● **YOUR INSTRUCTIONS**: All records should be reproduced verbatim.

● **EXTRACTED DATA**:
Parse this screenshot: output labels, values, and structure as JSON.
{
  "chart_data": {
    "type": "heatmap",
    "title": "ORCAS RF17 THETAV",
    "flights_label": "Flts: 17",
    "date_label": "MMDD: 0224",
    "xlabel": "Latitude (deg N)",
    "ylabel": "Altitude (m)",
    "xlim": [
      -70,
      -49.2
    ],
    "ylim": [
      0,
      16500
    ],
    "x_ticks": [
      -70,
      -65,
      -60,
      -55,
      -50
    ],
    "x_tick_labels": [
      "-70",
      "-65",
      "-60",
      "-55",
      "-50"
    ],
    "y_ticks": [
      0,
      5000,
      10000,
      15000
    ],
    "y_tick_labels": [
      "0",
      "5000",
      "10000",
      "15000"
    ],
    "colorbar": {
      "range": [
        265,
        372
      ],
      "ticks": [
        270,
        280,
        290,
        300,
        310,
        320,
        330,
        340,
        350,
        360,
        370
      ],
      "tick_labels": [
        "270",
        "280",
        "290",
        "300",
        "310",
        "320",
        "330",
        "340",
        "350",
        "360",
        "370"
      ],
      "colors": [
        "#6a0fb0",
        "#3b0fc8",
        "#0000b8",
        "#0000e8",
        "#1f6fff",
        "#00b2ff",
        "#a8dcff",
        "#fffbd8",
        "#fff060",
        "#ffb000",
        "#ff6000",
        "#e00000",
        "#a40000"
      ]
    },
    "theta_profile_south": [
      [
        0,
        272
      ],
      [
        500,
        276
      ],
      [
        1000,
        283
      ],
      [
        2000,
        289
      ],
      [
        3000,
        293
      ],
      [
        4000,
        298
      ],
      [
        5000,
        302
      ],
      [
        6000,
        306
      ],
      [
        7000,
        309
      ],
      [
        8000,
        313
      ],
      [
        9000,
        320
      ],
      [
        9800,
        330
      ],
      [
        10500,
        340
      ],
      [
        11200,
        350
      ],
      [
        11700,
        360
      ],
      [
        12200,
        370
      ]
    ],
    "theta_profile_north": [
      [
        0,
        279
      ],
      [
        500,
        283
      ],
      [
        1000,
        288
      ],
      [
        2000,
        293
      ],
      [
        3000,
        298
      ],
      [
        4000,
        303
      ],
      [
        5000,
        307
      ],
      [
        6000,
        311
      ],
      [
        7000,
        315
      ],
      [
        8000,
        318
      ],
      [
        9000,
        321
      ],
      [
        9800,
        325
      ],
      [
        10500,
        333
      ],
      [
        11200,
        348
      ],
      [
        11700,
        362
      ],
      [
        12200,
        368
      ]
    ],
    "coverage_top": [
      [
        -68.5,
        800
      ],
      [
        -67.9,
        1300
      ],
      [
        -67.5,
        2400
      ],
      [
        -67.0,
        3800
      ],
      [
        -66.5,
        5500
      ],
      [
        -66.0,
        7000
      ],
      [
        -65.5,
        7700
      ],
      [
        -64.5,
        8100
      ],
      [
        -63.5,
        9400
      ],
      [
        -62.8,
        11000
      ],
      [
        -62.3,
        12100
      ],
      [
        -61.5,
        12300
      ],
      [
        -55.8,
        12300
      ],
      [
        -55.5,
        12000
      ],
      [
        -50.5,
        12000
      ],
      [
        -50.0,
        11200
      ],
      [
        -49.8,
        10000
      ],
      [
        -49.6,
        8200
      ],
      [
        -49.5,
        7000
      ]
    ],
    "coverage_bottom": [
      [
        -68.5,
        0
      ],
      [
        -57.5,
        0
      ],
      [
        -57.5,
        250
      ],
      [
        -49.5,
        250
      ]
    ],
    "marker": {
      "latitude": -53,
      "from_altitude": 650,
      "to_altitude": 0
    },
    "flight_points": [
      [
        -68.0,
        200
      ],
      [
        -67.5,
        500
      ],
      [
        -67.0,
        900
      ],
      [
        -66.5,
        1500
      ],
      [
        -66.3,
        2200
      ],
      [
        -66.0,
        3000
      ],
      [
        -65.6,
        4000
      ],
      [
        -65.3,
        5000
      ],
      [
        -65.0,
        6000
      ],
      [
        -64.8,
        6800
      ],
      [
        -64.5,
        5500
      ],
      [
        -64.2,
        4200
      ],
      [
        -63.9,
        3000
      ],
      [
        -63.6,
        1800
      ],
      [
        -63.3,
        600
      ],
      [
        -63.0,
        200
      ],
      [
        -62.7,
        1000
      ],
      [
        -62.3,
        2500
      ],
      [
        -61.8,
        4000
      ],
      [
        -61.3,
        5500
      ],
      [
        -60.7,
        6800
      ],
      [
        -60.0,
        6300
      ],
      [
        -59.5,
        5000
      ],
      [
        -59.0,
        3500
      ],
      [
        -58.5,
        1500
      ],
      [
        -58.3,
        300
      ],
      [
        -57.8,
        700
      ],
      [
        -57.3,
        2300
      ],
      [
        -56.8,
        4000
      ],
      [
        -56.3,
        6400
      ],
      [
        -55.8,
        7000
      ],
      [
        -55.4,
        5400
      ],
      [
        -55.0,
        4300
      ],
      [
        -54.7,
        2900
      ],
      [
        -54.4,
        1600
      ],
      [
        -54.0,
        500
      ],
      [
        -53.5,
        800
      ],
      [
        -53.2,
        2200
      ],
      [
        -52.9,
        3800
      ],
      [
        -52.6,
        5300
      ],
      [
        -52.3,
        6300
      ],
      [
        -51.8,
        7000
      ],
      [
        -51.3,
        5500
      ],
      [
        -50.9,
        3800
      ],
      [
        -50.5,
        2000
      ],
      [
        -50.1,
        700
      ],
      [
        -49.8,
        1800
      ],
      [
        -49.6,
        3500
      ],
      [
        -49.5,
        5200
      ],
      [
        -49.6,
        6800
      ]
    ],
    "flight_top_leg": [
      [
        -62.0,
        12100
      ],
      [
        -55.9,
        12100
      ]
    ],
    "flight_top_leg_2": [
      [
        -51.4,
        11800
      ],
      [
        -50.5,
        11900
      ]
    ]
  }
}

● **RESPONSE TO THIS TASK**:
Parse this screenshot: output labels, values, and structure as JSON.
{
  "chart_data": {
    "type": "heatmap",
    "title": "ORCAS RF17 THETAV",
    "flights_label": "Flts: 17",
    "date_label": "MMDD: 0224",
    "xlabel": "Latitude (deg N)",
    "ylabel": "Altitude (m)",
    "xlim": [
      -70,
      -49.2
    ],
    "ylim": [
      0,
      16500
    ],
    "x_ticks": [
      -70,
      -65,
      -60,
      -55,
      -50
    ],
    "x_tick_labels": [
      "-70",
      "-65",
      "-60",
      "-55",
      "-50"
    ],
    "y_ticks": [
      0,
      5000,
      10000,
      15000
    ],
    "y_tick_labels": [
      "0",
      "5000",
      "10000",
      "15000"
    ],
    "colorbar": {
      "range": [
        265,
        372
      ],
      "ticks": [
        270,
        280,
        290,
        300,
        310,
        320,
        330,
        340,
        350,
        360,
        370
      ],
      "tick_labels": [
        "270",
        "280",
        "290",
        "300",
        "310",
        "320",
        "330",
        "340",
        "350",
        "360",
        "370"
      ],
      "colors": [
        "#6a0fb0",
        "#3b0fc8",
        "#0000b8",
        "#0000e8",
        "#1f6fff",
        "#00b2ff",
        "#a8dcff",
        "#fffbd8",
        "#fff060",
        "#ffb000",
        "#ff6000",
        "#e00000",
        "#a40000"
      ]
    },
    "theta_profile_south": [
      [
        0,
        272
      ],
      [
        500,
        276
      ],
      [
        1000,
        283
      ],
      [
        2000,
        289
      ],
      [
        3000,
        293
      ],
      [
        4000,
        298
      ],
      [
        5000,
        302
      ],
      [
        6000,
        306
      ],
      [
        7000,
        309
      ],
      [
        8000,
        313
      ],
      [
        9000,
        320
      ],
      [
        9800,
        330
      ],
      [
        10500,
        340
      ],
      [
        11200,
        350
      ],
      [
        11700,
        360
      ],
      [
        12200,
        370
      ]
    ],
    "theta_profile_north": [
      [
        0,
        279
      ],
      [
        500,
        283
      ],
      [
        1000,
        288
      ],
      [
        2000,
        293
      ],
      [
        3000,
        298
      ],
      [
        4000,
        303
      ],
      [
        5000,
        307
      ],
      [
        6000,
        311
      ],
      [
        7000,
        315
      ],
      [
        8000,
        318
      ],
      [
        9000,
        321
      ],
      [
        9800,
        325
      ],
      [
        10500,
        333
      ],
      [
        11200,
        348
      ],
      [
        11700,
        362
      ],
      [
        12200,
        368
      ]
    ],
    "coverage_top": [
      [
        -68.5,
        800
      ],
      [
        -67.9,
        1300
      ],
      [
        -67.5,
        2400
      ],
      [
        -67.0,
        3800
      ],
      [
        -66.5,
        5500
      ],
      [
        -66.0,
        7000
      ],
      [
        -65.5,
        7700
      ],
      [
        -64.5,
        8100
      ],
      [
        -63.5,
        9400
      ],
      [
        -62.8,
        11000
      ],
      [
        -62.3,
        12100
      ],
      [
        -61.5,
        12300
      ],
      [
        -55.8,
        12300
      ],
      [
        -55.5,
        12000
      ],
      [
        -50.5,
        12000
      ],
      [
        -50.0,
        11200
      ],
      [
        -49.8,
        10000
      ],
      [
        -49.6,
        8200
      ],
      [
        -49.5,
        7000
      ]
    ],
    "coverage_bottom": [
      [
        -68.5,
        0
      ],
      [
        -57.5,
        0
      ],
      [
        -57.5,
        250
      ],
      [
        -49.5,
        250
      ]
    ],
    "marker": {
      "latitude": -53,
      "from_altitude": 650,
      "to_altitude": 0
    },
    "flight_points": [
      [
        -68.0,
        200
      ],
      [
        -67.5,
        500
      ],
      [
        -67.0,
        900
      ],
      [
        -66.5,
        1500
      ],
      [
        -66.3,
        2200
      ],
      [
        -66.0,
        3000
      ],
      [
        -65.6,
        4000
      ],
      [
        -65.3,
        5000
      ],
      [
        -65.0,
        6000
      ],
      [
        -64.8,
        6800
      ],
      [
        -64.5,
        5500
      ],
      [
        -64.2,
        4200
      ],
      [
        -63.9,
        3000
      ],
      [
        -63.6,
        1800
      ],
      [
        -63.3,
        600
      ],
      [
        -63.0,
        200
      ],
      [
        -62.7,
        1000
      ],
      [
        -62.3,
        2500
      ],
      [
        -61.8,
        4000
      ],
      [
        -61.3,
        5500
      ],
      [
        -60.7,
        6800
      ],
      [
        -60.0,
        6300
      ],
      [
        -59.5,
        5000
      ],
      [
        -59.0,
        3500
      ],
      [
        -58.5,
        1500
      ],
      [
        -58.3,
        300
      ],
      [
        -57.8,
        700
      ],
      [
        -57.3,
        2300
      ],
      [
        -56.8,
        4000
      ],
      [
        -56.3,
        6400
      ],
      [
        -55.8,
        7000
      ],
      [
        -55.4,
        5400
      ],
      [
        -55.0,
        4300
      ],
      [
        -54.7,
        2900
      ],
      [
        -54.4,
        1600
      ],
      [
        -54.0,
        500
      ],
      [
        -53.5,
        800
      ],
      [
        -53.2,
        2200
      ],
      [
        -52.9,
        3800
      ],
      [
        -52.6,
        5300
      ],
      [
        -52.3,
        6300
      ],
      [
        -51.8,
        7000
      ],
      [
        -51.3,
        5500
      ],
      [
        -50.9,
        3800
      ],
      [
        -50.5,
        2000
      ],
      [
        -50.1,
        700
      ],
      [
        -49.8,
        1800
      ],
      [
        -49.6,
        3500
      ],
      [
        -49.5,
        5200
      ],
      [
        -49.6,
        6800
      ]
    ],
    "flight_top_leg": [
      [
        -62.0,
        12100
      ],
      [
        -55.9,
        12100
      ]
    ],
    "flight_top_leg_2": [
      [
        -51.4,
        11800
      ],
      [
        -50.5,
        11900
      ]
    ]
  }
}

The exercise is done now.